• _TO BE DONE_
Find every line below that contains the word "name" and copy it out.

• _Data records_
start
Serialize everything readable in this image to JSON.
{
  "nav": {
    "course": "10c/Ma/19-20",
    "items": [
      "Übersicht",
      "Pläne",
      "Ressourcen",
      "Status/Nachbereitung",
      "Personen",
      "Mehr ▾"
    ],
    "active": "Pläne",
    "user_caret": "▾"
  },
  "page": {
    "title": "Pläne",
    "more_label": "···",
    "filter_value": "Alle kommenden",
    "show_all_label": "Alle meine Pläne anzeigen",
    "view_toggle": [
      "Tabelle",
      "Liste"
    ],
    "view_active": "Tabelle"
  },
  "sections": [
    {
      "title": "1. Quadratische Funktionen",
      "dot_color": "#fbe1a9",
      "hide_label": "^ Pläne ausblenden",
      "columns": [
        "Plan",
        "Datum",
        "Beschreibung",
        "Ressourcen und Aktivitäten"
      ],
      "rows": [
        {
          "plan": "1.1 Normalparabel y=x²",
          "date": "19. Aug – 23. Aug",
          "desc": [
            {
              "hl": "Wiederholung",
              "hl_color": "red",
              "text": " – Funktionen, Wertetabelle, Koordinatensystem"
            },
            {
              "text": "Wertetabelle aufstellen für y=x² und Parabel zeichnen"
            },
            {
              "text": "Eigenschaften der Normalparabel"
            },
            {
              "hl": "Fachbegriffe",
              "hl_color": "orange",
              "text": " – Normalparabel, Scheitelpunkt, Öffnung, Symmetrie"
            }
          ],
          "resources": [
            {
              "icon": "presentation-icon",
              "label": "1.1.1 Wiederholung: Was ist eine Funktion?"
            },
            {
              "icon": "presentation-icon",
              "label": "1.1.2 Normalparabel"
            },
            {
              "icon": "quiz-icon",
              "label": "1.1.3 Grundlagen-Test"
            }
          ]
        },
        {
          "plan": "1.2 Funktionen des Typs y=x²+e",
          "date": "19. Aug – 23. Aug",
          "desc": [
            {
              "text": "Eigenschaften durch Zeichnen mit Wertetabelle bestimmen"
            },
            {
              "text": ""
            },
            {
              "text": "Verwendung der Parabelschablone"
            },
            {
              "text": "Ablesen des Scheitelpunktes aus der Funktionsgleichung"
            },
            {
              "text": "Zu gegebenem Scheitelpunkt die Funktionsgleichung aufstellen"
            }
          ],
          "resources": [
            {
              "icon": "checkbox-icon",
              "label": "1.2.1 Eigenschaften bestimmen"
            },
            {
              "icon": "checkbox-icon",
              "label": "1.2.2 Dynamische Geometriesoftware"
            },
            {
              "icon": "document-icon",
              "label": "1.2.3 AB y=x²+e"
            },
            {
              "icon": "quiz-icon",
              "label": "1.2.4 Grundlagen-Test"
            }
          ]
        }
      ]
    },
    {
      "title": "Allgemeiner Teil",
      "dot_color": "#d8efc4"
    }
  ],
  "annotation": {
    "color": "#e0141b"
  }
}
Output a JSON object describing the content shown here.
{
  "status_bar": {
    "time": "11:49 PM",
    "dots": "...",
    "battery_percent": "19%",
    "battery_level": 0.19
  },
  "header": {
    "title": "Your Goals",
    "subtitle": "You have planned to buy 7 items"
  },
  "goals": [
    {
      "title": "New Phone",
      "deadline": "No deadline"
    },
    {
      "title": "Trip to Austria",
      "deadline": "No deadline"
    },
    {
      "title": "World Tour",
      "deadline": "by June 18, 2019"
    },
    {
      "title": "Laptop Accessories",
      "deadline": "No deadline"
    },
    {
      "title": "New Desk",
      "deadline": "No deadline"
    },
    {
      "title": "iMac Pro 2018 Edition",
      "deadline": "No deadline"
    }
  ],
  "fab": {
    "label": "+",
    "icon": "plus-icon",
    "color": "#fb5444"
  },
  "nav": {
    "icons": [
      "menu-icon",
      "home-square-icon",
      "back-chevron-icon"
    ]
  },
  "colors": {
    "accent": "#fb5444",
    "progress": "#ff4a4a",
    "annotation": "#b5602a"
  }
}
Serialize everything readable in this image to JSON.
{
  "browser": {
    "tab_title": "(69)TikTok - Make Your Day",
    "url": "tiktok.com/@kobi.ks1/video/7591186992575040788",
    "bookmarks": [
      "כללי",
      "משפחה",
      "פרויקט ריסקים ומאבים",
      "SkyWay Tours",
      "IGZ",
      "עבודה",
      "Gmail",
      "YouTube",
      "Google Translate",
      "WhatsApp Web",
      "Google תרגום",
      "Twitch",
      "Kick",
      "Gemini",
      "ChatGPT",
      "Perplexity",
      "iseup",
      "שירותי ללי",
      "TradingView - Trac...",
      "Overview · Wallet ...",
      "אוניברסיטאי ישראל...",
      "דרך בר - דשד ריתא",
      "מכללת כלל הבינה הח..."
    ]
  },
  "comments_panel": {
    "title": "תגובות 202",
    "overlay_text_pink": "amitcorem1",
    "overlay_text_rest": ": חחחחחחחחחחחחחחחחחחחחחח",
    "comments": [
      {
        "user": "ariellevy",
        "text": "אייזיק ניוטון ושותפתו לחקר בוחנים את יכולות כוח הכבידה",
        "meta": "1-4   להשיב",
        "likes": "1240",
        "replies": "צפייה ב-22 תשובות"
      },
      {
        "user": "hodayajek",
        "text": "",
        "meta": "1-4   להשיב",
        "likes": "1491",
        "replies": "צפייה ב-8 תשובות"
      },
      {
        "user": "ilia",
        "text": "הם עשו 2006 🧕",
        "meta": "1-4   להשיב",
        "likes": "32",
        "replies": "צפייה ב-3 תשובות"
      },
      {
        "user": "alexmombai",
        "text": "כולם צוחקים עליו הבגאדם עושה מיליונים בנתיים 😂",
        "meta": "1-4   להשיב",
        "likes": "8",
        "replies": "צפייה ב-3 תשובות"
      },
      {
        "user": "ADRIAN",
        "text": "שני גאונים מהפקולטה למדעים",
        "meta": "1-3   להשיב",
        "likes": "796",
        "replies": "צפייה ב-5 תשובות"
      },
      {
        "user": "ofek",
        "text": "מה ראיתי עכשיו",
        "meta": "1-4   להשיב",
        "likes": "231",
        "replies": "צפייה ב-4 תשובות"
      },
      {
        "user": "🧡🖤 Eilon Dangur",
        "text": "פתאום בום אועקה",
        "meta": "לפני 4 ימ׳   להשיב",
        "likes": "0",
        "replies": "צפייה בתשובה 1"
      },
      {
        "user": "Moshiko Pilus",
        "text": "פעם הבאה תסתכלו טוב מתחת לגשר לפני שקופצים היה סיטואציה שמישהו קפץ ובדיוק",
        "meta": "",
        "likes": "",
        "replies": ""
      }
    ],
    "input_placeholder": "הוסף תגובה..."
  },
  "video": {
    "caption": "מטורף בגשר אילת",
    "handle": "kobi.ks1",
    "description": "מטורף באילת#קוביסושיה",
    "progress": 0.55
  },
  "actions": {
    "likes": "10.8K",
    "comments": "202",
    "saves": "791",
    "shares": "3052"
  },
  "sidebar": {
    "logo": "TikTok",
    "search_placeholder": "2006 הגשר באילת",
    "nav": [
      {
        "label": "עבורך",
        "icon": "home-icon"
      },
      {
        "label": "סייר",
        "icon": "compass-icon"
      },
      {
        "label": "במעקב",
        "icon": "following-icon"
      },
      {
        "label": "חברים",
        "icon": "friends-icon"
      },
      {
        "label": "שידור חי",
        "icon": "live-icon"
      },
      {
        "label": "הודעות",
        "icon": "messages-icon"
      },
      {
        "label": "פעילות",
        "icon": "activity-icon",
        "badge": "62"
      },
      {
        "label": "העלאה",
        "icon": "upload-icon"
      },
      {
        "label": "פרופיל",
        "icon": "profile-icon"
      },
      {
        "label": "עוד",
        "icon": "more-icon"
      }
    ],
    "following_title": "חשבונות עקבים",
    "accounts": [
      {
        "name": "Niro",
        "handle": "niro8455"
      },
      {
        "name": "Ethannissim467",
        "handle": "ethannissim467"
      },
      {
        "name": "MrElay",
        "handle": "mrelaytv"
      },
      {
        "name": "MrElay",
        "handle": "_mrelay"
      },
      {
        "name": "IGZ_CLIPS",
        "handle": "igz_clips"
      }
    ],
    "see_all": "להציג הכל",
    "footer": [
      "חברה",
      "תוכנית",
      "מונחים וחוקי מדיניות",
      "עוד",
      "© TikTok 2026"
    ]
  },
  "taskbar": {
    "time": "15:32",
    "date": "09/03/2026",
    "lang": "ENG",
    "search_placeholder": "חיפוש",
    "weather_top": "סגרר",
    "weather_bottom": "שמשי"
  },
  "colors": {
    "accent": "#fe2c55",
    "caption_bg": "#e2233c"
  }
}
end
• _ANSWER TO THE EXERCISE_
        "name": "Niro",
        "name": "Ethannissim467",
        "name": "MrElay",
        "name": "MrElay",
        "name": "IGZ_CLIPS",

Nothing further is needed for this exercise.